[Saved entries]
_ _ _ _ _ _ _

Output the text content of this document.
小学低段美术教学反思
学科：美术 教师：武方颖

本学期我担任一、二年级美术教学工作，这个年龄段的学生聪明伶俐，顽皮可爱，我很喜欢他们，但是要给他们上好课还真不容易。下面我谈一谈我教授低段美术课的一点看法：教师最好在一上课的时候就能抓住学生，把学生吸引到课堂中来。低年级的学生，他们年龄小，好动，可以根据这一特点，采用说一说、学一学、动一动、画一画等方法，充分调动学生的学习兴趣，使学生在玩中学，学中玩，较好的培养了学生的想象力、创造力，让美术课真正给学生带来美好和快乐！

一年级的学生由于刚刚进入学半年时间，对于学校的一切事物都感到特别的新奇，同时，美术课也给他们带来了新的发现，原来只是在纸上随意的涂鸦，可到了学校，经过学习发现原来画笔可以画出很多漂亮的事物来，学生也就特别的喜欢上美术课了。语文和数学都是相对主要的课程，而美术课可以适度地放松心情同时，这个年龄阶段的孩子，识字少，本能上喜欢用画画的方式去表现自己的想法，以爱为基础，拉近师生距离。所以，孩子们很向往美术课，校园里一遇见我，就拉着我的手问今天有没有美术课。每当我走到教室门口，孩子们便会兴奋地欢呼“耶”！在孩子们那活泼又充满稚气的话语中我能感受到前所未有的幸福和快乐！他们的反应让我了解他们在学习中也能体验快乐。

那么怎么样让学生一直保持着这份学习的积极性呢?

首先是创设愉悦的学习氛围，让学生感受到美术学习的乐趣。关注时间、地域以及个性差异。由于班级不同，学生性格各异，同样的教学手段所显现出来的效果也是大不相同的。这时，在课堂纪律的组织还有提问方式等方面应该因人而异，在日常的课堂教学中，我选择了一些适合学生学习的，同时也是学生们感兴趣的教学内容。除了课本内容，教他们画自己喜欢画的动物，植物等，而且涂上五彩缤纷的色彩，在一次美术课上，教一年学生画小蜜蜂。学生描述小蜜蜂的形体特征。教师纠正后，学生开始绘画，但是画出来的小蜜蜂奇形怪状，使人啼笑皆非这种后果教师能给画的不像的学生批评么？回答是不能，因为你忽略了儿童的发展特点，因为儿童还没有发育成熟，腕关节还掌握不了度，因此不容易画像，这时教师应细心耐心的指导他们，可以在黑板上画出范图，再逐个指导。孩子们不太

_ _ _ _ _ _ _

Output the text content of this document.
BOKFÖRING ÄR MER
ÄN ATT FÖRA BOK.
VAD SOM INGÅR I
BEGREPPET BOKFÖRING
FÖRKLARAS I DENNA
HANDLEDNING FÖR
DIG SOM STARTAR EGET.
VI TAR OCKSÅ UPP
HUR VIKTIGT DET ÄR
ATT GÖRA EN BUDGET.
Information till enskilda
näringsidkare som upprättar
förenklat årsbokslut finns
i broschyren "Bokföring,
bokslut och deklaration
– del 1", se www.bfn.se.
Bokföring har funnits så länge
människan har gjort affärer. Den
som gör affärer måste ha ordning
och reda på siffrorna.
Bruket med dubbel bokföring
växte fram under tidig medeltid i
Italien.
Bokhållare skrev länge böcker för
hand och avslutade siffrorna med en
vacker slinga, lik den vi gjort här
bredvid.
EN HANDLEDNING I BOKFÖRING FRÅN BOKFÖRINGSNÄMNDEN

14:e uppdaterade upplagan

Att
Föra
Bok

_ _ _ _ _ _ _

Problem details:
List all lines in the material containing the string "länge".

Response to this task:
Bokföring har funnits så länge
Bokhållare skrev länge böcker för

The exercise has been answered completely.